# Given instruction:
For every line in the data below that contains "Fertschnig", copy the line.

# Data shown:
********************

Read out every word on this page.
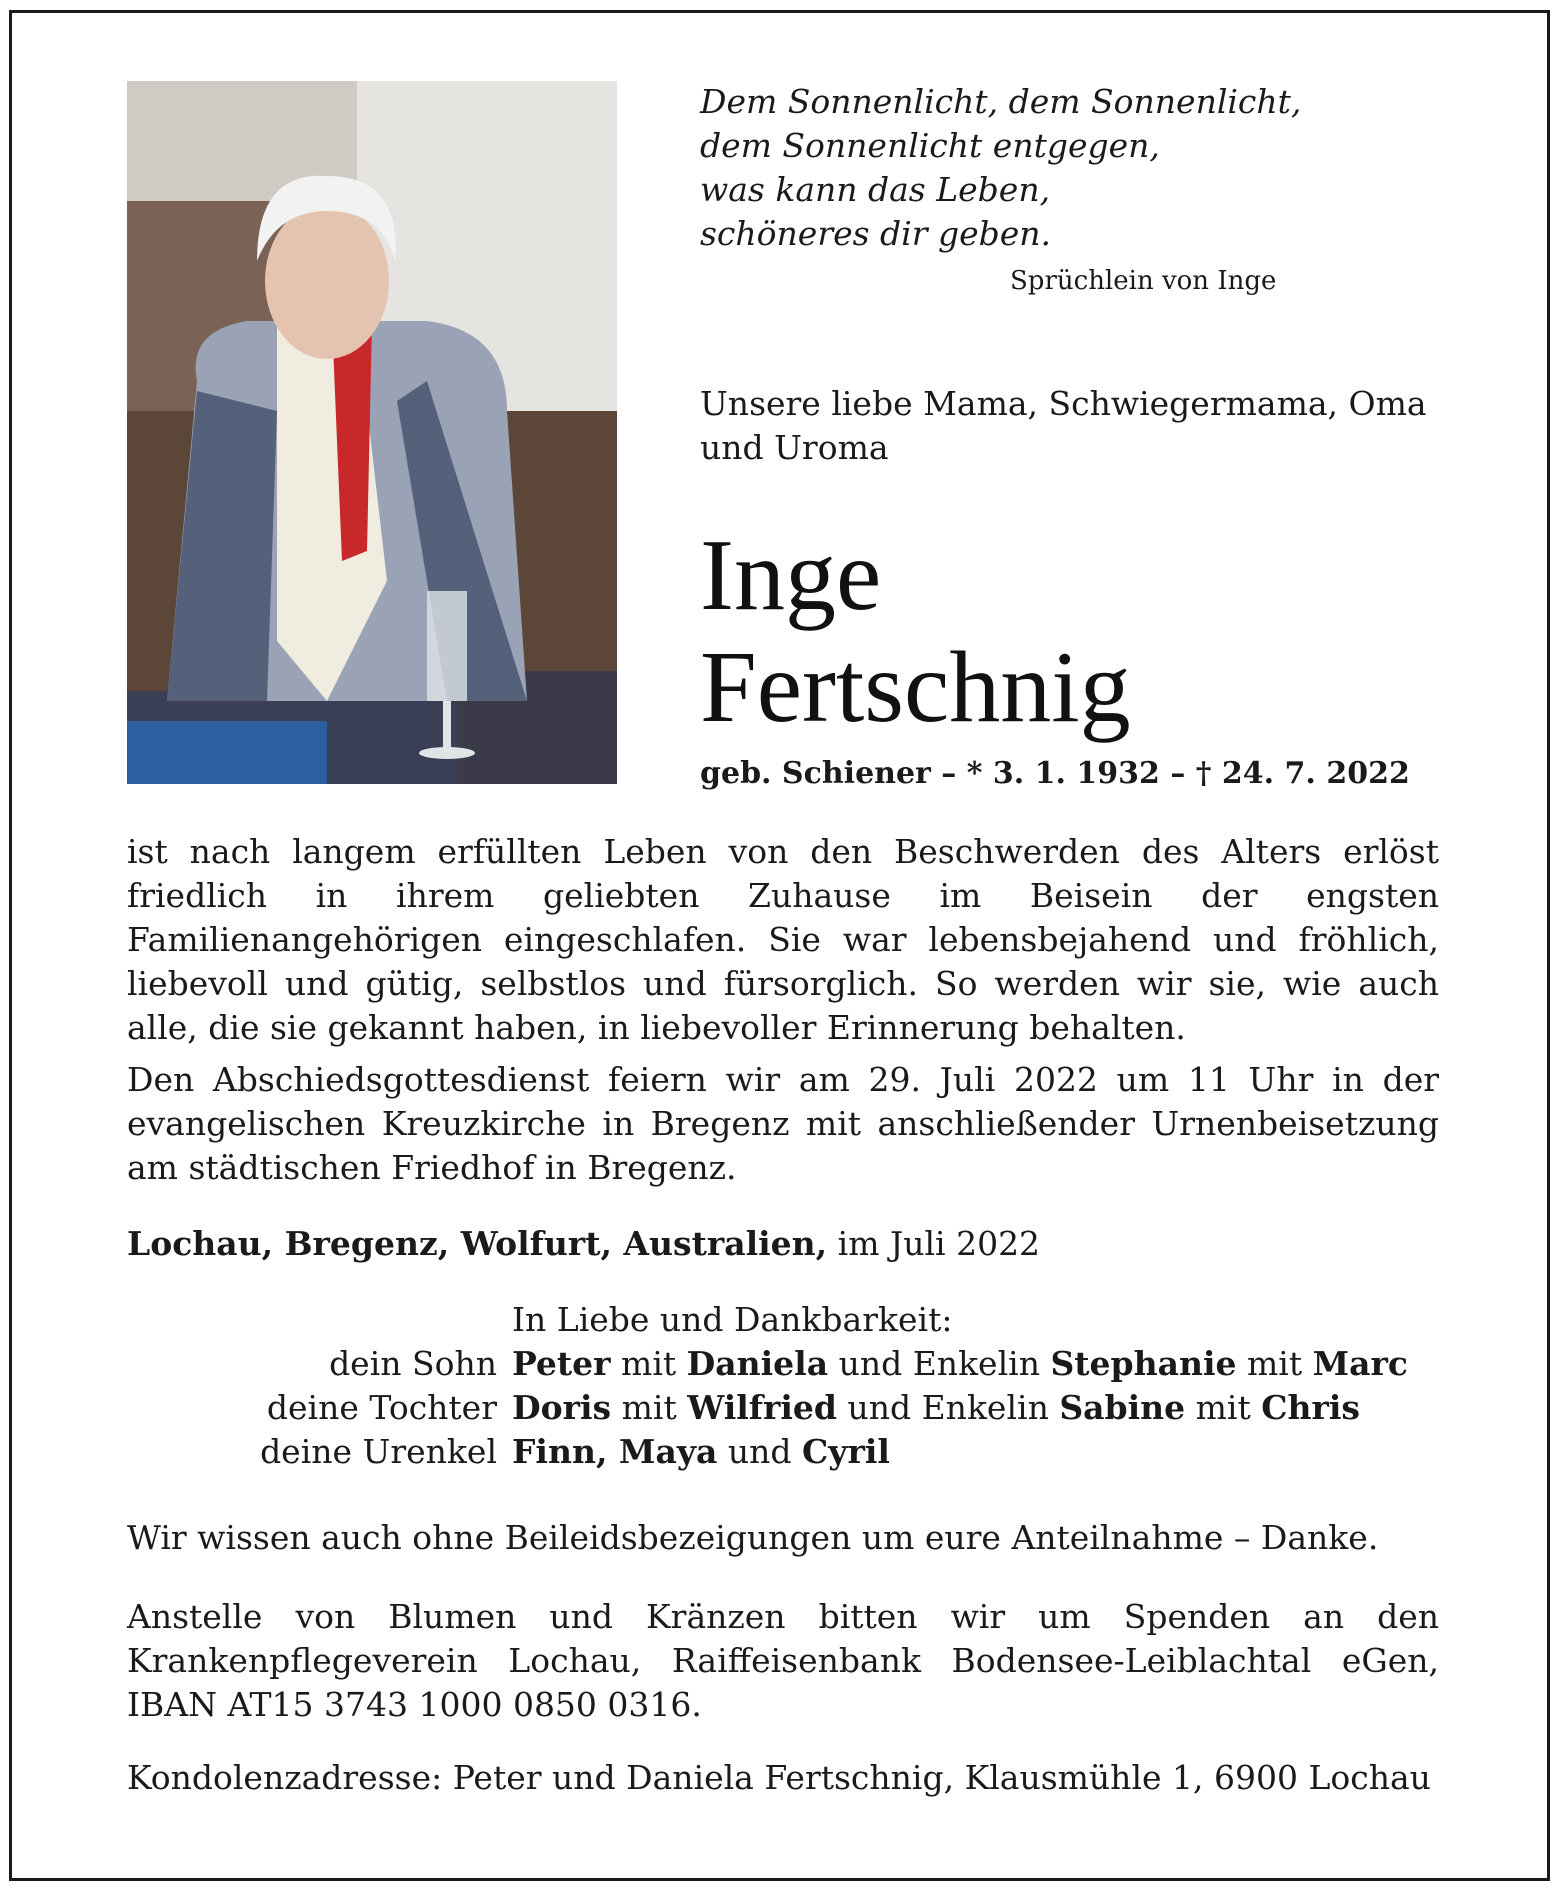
Dem Sonnenlicht, dem Sonnenlicht,
dem Sonnenlicht entgegen,
was kann das Leben,
schöneres dir geben.
Sprüchlein von Inge
Unsere liebe Mama, Schwiegermama, Oma und Uroma
Inge
Fertschnig
geb. Schiener – * 3. 1. 1932 – † 24. 7. 2022

ist nach langem erfüllten Leben von den Beschwerden des Alters erlöst friedlich in ihrem geliebten Zuhause im Beisein der engsten Familienangehörigen eingeschlafen. Sie war lebensbejahend und fröhlich, liebevoll und gütig, selbstlos und fürsorglich. So werden wir sie, wie auch alle, die sie gekannt haben, in liebevoller Erinnerung behalten.

Den Abschiedsgottesdienst feiern wir am 29. Juli 2022 um 11 Uhr in der evangelischen Kreuzkirche in Bregenz mit anschließender Urnenbeisetzung am städtischen Friedhof in Bregenz.

Lochau, Bregenz, Wolfurt, Australien, im Juli 2022
In Liebe und Dankbarkeit:
dein Sohn Peter mit Daniela und Enkelin Stephanie mit Marc
deine Tochter Doris mit Wilfried und Enkelin Sabine mit Chris
deine Urenkel Finn, Maya und Cyril
Wir wissen auch ohne Beileidsbezeigungen um eure Anteilnahme – Danke.
Anstelle von Blumen und Kränzen bitten wir um Spenden an den Krankenpflegeverein Lochau, Raiffeisenbank Bodensee-Leiblachtal eGen, IBAN AT15 3743 1000 0850 0316.
Kondolenzadresse: Peter und Daniela Fertschnig, Klausmühle 1, 6900 Lochau
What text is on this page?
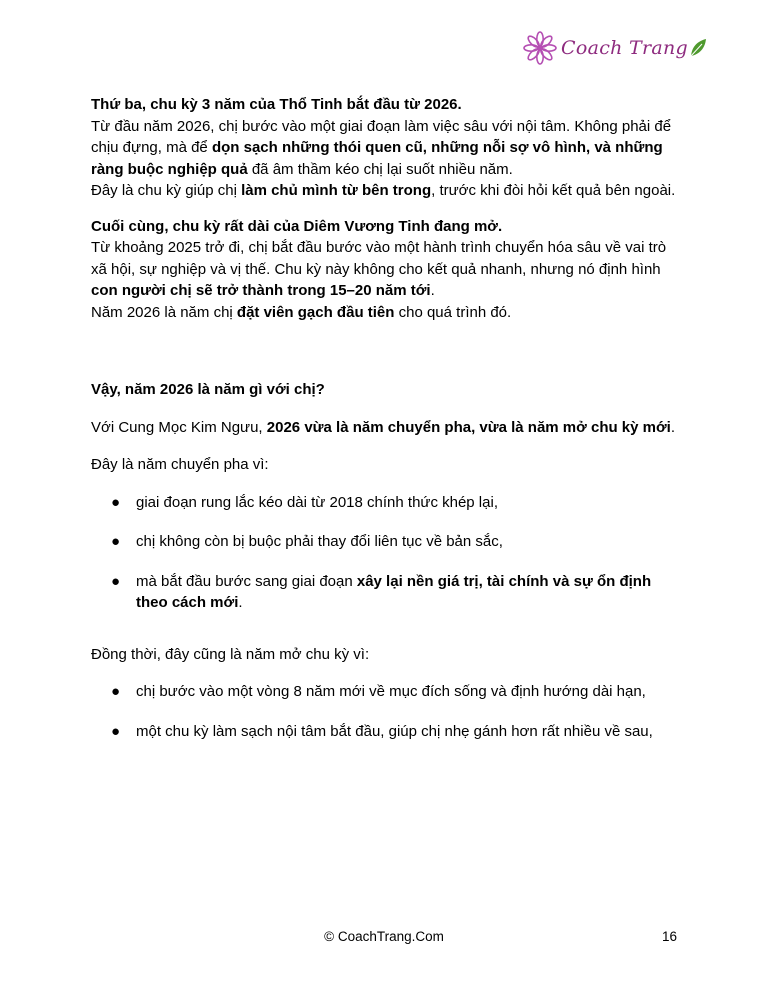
Coach Trang

Thứ ba, chu kỳ 3 năm của Thổ Tinh bắt đầu từ 2026.

Từ đầu năm 2026, chị bước vào một giai đoạn làm việc sâu với nội tâm. Không phải để chịu đựng, mà để dọn sạch những thói quen cũ, những nỗi sợ vô hình, và những ràng buộc nghiệp quả đã âm thầm kéo chị lại suốt nhiều năm.

Đây là chu kỳ giúp chị làm chủ mình từ bên trong, trước khi đòi hỏi kết quả bên ngoài.

Cuối cùng, chu kỳ rất dài của Diêm Vương Tinh đang mở.

Từ khoảng 2025 trở đi, chị bắt đầu bước vào một hành trình chuyển hóa sâu về vai trò xã hội, sự nghiệp và vị thế. Chu kỳ này không cho kết quả nhanh, nhưng nó định hình con người chị sẽ trở thành trong 15–20 năm tới.

Năm 2026 là năm chị đặt viên gạch đầu tiên cho quá trình đó.

Vậy, năm 2026 là năm gì với chị?

Với Cung Mọc Kim Ngưu, 2026 vừa là năm chuyển pha, vừa là năm mở chu kỳ mới.

Đây là năm chuyển pha vì:

● giai đoạn rung lắc kéo dài từ 2018 chính thức khép lại,
● chị không còn bị buộc phải thay đổi liên tục về bản sắc,
● mà bắt đầu bước sang giai đoạn xây lại nền giá trị, tài chính và sự ổn định theo cách mới.

Đồng thời, đây cũng là năm mở chu kỳ vì:

● chị bước vào một vòng 8 năm mới về mục đích sống và định hướng dài hạn,
● một chu kỳ làm sạch nội tâm bắt đầu, giúp chị nhẹ gánh hơn rất nhiều về sau,
© CoachTrang.Com	16
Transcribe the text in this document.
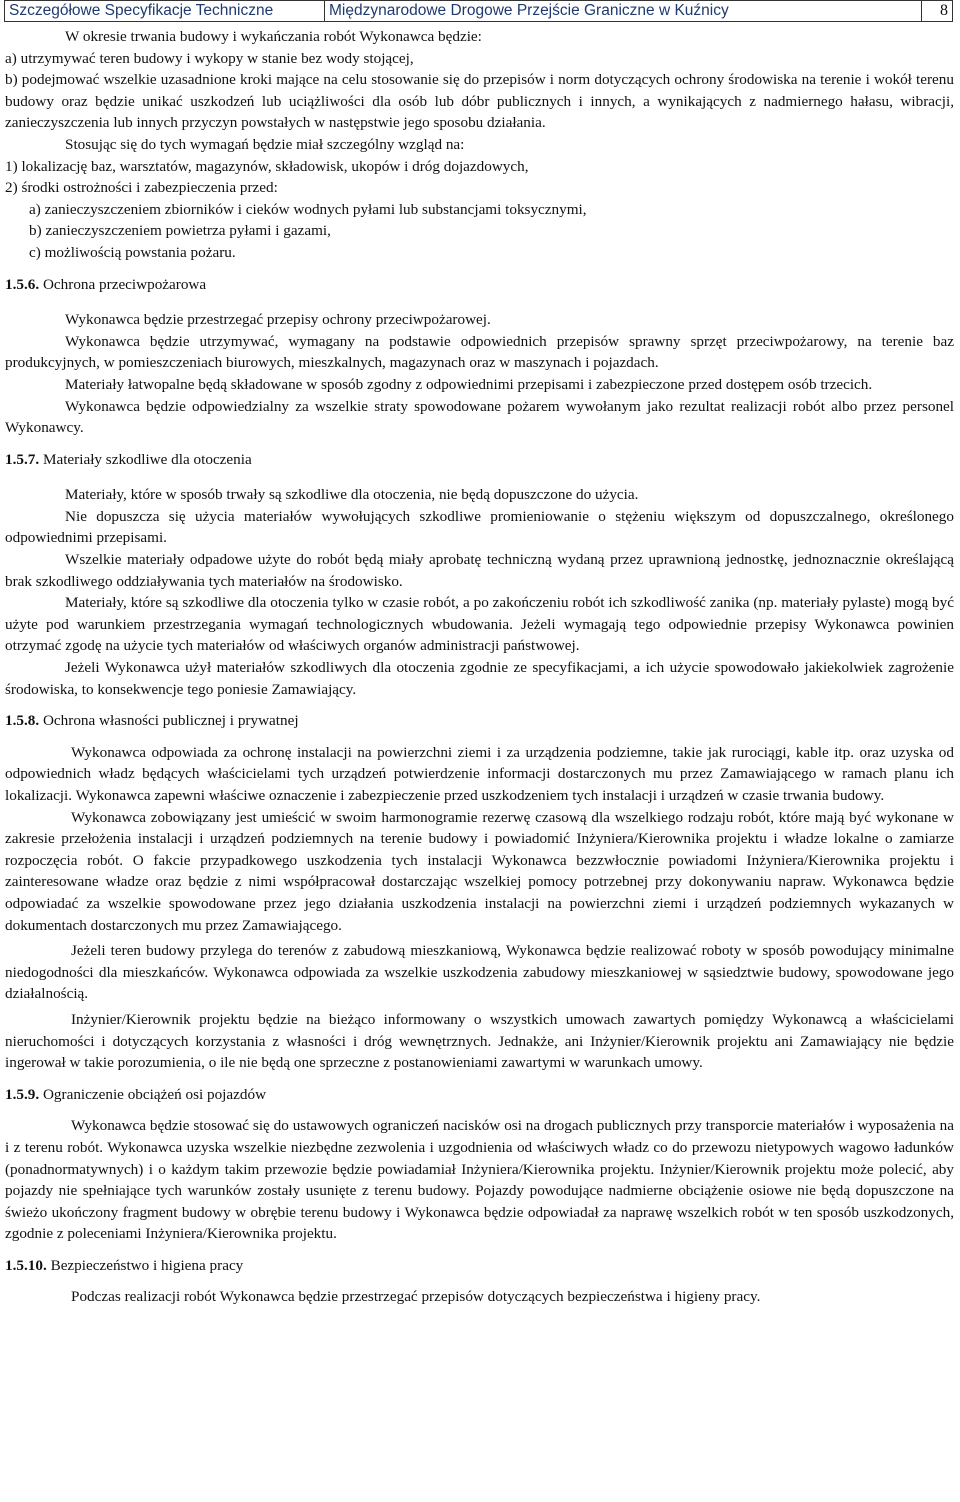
Szczegółowe Specyfikacje Techniczne	Międzynarodowe Drogowe Przejście Graniczne w Kuźnicy	8

W okresie trwania budowy i wykańczania robót Wykonawca będzie:

a) utrzymywać teren budowy i wykopy w stanie bez wody stojącej,

b) podejmować wszelkie uzasadnione kroki mające na celu stosowanie się do przepisów i norm dotyczących ochrony środowiska na terenie i wokół terenu budowy oraz będzie unikać uszkodzeń lub uciążliwości dla osób lub dóbr publicznych i innych, a wynikających z nadmiernego hałasu, wibracji, zanieczyszczenia lub innych przyczyn powstałych w następstwie jego sposobu działania.

Stosując się do tych wymagań będzie miał szczególny wzgląd na:

1) lokalizację baz, warsztatów, magazynów, składowisk, ukopów i dróg dojazdowych,

2) środki ostrożności i zabezpieczenia przed:

a) zanieczyszczeniem zbiorników i cieków wodnych pyłami lub substancjami toksycznymi,

b) zanieczyszczeniem powietrza pyłami i gazami,

c) możliwością powstania pożaru.

1.5.6. Ochrona przeciwpożarowa

Wykonawca będzie przestrzegać przepisy ochrony przeciwpożarowej.

Wykonawca będzie utrzymywać, wymagany na podstawie odpowiednich przepisów sprawny sprzęt przeciwpożarowy, na terenie baz produkcyjnych, w pomieszczeniach biurowych, mieszkalnych, magazynach oraz w maszynach i pojazdach.

Materiały łatwopalne będą składowane w sposób zgodny z odpowiednimi przepisami i zabezpieczone przed dostępem osób trzecich.

Wykonawca będzie odpowiedzialny za wszelkie straty spowodowane pożarem wywołanym jako rezultat realizacji robót albo przez personel Wykonawcy.

1.5.7. Materiały szkodliwe dla otoczenia

Materiały, które w sposób trwały są szkodliwe dla otoczenia, nie będą dopuszczone do użycia.

Nie dopuszcza się użycia materiałów wywołujących szkodliwe promieniowanie o stężeniu większym od dopuszczalnego, określonego odpowiednimi przepisami.

Wszelkie materiały odpadowe użyte do robót będą miały aprobatę techniczną wydaną przez uprawnioną jednostkę, jednoznacznie określającą brak szkodliwego oddziaływania tych materiałów na środowisko.

Materiały, które są szkodliwe dla otoczenia tylko w czasie robót, a po zakończeniu robót ich szkodliwość zanika (np. materiały pylaste) mogą być użyte pod warunkiem przestrzegania wymagań technologicznych wbudowania. Jeżeli wymagają tego odpowiednie przepisy Wykonawca powinien otrzymać zgodę na użycie tych materiałów od właściwych organów administracji państwowej.

Jeżeli Wykonawca użył materiałów szkodliwych dla otoczenia zgodnie ze specyfikacjami, a ich użycie spowodowało jakiekolwiek zagrożenie środowiska, to konsekwencje tego poniesie Zamawiający.

1.5.8. Ochrona własności publicznej i prywatnej

Wykonawca odpowiada za ochronę instalacji na powierzchni ziemi i za urządzenia podziemne, takie jak rurociągi, kable itp. oraz uzyska od odpowiednich władz będących właścicielami tych urządzeń potwierdzenie informacji dostarczonych mu przez Zamawiającego w ramach planu ich lokalizacji. Wykonawca zapewni właściwe oznaczenie i zabezpieczenie przed uszkodzeniem tych instalacji i urządzeń w czasie trwania budowy.

Wykonawca zobowiązany jest umieścić w swoim harmonogramie rezerwę czasową dla wszelkiego rodzaju robót, które mają być wykonane w zakresie przełożenia instalacji i urządzeń podziemnych na terenie budowy i powiadomić Inżyniera/Kierownika projektu i władze lokalne o zamiarze rozpoczęcia robót. O fakcie przypadkowego uszkodzenia tych instalacji Wykonawca bezzwłocznie powiadomi Inżyniera/Kierownika projektu i zainteresowane władze oraz będzie z nimi współpracował dostarczając wszelkiej pomocy potrzebnej przy dokonywaniu napraw. Wykonawca będzie odpowiadać za wszelkie spowodowane przez jego działania uszkodzenia instalacji na powierzchni ziemi i urządzeń podziemnych wykazanych w dokumentach dostarczonych mu przez Zamawiającego.

Jeżeli teren budowy przylega do terenów z zabudową mieszkaniową, Wykonawca będzie realizować roboty w sposób powodujący minimalne niedogodności dla mieszkańców. Wykonawca odpowiada za wszelkie uszkodzenia zabudowy mieszkaniowej w sąsiedztwie budowy, spowodowane jego działalnością.

Inżynier/Kierownik projektu będzie na bieżąco informowany o wszystkich umowach zawartych pomiędzy Wykonawcą a właścicielami nieruchomości i dotyczących korzystania z własności i dróg wewnętrznych. Jednakże, ani Inżynier/Kierownik projektu ani Zamawiający nie będzie ingerował w takie porozumienia, o ile nie będą one sprzeczne z postanowieniami zawartymi w warunkach umowy.

1.5.9. Ograniczenie obciążeń osi pojazdów

Wykonawca będzie stosować się do ustawowych ograniczeń nacisków osi na drogach publicznych przy transporcie materiałów i wyposażenia na i z terenu robót. Wykonawca uzyska wszelkie niezbędne zezwolenia i uzgodnienia od właściwych władz co do przewozu nietypowych wagowo ładunków (ponadnormatywnych) i o każdym takim przewozie będzie powiadamiał Inżyniera/Kierownika projektu. Inżynier/Kierownik projektu może polecić, aby pojazdy nie spełniające tych warunków zostały usunięte z terenu budowy. Pojazdy powodujące nadmierne obciążenie osiowe nie będą dopuszczone na świeżo ukończony fragment budowy w obrębie terenu budowy i Wykonawca będzie odpowiadał za naprawę wszelkich robót w ten sposób uszkodzonych, zgodnie z poleceniami Inżyniera/Kierownika projektu.

1.5.10. Bezpieczeństwo i higiena pracy

Podczas realizacji robót Wykonawca będzie przestrzegać przepisów dotyczących bezpieczeństwa i higieny pracy.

********************

# Exercise result:
Fertschnig
Kondolenzadresse: Peter und Daniela Fertschnig, Klausmühle 1, 6900 Lochau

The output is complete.